* [Stored records]:
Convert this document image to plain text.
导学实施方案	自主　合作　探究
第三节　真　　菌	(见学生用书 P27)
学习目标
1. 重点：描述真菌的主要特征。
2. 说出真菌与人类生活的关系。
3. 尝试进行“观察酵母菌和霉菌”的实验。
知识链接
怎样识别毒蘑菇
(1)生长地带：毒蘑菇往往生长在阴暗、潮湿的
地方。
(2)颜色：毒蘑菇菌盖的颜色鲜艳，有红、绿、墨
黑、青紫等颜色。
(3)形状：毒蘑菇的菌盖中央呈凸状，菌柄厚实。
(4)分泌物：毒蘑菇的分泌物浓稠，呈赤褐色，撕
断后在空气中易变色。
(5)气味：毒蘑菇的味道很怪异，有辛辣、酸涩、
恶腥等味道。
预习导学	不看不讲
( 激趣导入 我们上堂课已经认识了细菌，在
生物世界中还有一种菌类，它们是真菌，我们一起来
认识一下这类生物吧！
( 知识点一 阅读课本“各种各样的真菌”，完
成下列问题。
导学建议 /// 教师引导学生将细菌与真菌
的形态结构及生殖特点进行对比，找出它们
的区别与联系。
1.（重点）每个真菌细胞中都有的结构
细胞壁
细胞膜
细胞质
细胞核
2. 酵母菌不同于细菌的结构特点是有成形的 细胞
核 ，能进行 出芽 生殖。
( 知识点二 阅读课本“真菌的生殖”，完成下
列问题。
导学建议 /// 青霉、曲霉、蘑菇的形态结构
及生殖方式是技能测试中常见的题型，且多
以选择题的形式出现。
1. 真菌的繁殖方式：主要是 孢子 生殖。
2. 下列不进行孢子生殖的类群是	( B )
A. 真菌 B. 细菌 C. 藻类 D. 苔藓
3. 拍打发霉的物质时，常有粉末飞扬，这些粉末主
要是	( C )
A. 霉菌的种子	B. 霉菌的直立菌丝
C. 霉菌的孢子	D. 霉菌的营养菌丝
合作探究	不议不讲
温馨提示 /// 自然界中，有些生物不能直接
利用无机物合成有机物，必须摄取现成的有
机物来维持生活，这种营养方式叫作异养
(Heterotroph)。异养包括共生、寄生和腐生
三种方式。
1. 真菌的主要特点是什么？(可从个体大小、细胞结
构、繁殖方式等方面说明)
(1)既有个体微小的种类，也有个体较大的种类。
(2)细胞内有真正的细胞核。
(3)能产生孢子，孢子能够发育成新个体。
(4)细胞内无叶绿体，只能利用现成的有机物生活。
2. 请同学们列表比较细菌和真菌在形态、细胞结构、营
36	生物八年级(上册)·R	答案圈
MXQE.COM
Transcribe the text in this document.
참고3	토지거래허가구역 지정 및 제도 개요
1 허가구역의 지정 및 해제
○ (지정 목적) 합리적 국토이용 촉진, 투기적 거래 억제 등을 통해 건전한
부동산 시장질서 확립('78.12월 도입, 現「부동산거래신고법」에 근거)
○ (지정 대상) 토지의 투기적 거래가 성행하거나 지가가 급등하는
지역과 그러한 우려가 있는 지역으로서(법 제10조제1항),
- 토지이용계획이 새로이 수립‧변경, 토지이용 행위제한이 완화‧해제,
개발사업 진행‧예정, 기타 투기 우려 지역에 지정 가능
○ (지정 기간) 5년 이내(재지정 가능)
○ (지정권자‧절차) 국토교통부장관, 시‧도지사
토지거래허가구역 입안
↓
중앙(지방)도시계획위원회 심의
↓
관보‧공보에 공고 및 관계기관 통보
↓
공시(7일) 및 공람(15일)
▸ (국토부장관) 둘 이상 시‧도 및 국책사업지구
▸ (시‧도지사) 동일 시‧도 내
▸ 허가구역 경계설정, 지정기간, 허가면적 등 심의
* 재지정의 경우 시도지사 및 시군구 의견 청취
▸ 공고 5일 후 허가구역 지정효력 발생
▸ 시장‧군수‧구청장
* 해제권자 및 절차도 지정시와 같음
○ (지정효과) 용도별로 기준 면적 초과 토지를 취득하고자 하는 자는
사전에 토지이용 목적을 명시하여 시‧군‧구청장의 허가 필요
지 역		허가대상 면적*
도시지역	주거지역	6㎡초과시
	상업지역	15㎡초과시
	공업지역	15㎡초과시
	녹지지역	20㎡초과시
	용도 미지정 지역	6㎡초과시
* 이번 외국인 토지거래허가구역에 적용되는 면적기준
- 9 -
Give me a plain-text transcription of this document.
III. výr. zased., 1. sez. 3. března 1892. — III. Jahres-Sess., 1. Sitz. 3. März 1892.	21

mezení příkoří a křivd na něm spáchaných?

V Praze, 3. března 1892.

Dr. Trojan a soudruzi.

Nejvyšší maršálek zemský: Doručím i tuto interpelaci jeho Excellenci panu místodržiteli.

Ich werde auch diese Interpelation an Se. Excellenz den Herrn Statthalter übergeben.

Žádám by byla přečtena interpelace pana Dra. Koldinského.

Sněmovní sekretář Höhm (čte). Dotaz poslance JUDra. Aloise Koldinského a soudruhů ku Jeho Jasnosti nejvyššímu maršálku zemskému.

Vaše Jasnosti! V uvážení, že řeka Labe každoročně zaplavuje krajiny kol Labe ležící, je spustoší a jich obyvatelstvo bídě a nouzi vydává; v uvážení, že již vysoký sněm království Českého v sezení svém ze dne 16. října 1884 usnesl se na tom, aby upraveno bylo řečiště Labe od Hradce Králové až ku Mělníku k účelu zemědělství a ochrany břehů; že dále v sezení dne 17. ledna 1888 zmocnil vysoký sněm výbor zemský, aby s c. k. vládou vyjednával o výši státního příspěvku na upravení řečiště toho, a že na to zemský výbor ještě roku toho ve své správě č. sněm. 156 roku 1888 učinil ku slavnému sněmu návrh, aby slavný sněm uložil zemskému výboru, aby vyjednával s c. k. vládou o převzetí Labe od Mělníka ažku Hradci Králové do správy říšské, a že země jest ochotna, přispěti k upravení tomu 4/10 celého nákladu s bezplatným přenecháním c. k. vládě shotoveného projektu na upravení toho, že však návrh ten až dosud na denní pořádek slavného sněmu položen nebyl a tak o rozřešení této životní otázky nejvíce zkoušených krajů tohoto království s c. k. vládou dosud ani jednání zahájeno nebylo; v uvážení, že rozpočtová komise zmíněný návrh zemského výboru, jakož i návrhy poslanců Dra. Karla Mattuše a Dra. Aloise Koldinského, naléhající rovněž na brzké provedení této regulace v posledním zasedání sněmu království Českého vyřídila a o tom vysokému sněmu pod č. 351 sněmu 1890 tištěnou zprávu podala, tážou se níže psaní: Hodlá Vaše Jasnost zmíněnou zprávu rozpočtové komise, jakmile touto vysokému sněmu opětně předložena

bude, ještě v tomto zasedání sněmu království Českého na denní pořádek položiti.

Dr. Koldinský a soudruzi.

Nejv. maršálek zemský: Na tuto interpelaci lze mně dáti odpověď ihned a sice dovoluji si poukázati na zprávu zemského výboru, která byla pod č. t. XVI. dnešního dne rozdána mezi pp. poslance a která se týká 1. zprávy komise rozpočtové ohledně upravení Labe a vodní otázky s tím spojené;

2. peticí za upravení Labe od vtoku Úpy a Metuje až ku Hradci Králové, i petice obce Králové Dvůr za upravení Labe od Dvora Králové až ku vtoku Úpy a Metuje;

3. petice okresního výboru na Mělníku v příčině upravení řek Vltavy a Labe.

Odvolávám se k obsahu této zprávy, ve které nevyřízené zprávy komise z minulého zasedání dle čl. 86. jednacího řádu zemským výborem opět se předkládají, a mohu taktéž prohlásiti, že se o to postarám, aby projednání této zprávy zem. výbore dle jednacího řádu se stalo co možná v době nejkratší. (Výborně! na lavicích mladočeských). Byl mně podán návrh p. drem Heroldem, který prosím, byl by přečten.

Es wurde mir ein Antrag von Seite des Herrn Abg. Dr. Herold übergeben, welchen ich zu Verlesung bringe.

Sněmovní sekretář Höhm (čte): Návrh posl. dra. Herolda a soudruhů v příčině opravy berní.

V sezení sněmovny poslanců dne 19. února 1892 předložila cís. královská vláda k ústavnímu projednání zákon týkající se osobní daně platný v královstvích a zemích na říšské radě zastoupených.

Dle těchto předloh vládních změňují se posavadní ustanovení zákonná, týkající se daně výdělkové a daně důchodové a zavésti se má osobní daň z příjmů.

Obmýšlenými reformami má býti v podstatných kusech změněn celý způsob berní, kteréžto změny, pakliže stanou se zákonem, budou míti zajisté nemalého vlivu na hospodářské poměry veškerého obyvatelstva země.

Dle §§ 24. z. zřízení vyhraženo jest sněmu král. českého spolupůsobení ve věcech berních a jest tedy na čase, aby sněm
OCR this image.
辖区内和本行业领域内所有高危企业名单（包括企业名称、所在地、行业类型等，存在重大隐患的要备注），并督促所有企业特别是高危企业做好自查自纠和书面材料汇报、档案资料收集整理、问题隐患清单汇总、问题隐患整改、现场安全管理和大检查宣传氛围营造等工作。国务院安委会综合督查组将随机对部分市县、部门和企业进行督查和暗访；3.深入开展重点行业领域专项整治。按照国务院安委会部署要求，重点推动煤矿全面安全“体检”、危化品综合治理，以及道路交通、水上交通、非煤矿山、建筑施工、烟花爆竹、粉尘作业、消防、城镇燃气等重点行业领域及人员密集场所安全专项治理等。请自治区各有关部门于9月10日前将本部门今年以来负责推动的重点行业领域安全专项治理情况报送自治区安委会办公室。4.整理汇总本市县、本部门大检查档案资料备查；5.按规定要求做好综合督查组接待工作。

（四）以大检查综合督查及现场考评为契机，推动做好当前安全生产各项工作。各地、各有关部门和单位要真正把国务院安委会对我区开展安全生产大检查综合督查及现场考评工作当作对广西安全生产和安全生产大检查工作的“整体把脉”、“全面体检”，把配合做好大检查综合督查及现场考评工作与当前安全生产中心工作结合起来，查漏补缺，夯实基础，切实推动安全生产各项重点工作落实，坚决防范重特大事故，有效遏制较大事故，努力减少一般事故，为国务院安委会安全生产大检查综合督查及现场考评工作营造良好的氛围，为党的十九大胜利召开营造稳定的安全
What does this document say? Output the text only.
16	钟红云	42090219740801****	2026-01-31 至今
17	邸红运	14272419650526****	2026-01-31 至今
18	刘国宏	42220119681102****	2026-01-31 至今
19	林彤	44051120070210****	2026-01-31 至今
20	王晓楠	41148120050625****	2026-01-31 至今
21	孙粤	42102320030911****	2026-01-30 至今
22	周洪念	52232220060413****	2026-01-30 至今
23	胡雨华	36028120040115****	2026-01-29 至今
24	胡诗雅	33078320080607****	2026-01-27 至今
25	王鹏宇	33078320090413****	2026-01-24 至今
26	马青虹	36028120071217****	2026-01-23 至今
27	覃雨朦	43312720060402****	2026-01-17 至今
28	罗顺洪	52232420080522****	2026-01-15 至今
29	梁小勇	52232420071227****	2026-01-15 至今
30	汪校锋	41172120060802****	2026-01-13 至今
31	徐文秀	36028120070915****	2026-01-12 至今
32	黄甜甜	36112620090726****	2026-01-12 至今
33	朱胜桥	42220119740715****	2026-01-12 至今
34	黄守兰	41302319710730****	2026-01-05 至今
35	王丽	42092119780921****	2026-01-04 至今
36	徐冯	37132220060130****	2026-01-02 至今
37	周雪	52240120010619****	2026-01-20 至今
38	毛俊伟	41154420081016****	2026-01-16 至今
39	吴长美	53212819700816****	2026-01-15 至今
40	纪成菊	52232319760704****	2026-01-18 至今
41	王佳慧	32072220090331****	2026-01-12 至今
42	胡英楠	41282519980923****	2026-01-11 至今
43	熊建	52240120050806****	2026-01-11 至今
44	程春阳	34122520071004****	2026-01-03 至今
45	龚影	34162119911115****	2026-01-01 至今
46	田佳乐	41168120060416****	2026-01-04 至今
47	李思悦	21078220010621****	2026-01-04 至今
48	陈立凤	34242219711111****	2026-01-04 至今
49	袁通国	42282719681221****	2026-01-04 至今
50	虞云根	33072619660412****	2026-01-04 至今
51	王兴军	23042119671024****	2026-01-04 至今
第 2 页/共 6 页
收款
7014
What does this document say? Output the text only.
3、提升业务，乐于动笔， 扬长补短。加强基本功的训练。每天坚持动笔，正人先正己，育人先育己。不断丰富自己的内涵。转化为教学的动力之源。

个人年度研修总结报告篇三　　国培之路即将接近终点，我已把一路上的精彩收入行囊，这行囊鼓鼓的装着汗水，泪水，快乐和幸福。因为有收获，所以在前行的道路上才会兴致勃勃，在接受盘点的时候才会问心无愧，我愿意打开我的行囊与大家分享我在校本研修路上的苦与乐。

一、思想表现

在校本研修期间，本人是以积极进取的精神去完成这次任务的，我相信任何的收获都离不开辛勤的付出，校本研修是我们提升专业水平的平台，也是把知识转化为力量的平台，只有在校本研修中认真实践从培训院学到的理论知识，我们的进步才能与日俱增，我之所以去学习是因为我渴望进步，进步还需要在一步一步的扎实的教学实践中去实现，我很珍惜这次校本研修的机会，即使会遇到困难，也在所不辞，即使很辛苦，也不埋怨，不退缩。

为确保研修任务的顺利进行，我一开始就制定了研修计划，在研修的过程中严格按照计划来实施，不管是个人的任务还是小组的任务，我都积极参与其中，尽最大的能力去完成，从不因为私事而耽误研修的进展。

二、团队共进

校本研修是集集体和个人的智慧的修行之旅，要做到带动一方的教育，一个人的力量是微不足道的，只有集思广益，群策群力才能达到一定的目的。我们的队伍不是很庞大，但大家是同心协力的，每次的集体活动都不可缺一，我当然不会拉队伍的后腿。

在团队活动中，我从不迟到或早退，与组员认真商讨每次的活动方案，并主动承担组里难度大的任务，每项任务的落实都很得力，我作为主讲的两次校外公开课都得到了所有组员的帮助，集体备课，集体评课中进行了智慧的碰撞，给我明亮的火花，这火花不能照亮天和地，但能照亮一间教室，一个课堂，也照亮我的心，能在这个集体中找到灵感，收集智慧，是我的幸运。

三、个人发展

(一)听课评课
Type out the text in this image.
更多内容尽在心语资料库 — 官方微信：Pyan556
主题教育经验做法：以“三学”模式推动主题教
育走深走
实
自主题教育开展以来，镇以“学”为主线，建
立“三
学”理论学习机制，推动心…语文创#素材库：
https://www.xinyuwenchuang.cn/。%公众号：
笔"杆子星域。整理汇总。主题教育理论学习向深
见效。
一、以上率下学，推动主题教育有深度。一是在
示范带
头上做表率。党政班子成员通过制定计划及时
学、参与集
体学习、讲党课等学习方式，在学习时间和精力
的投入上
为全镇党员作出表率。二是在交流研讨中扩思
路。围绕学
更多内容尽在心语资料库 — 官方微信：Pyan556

* [Written request]: Look through the entries and return every line where "plain" appears.

* [Solution for this exercise]:
Convert this document image to plain text.
Give me a plain-text transcription of this document.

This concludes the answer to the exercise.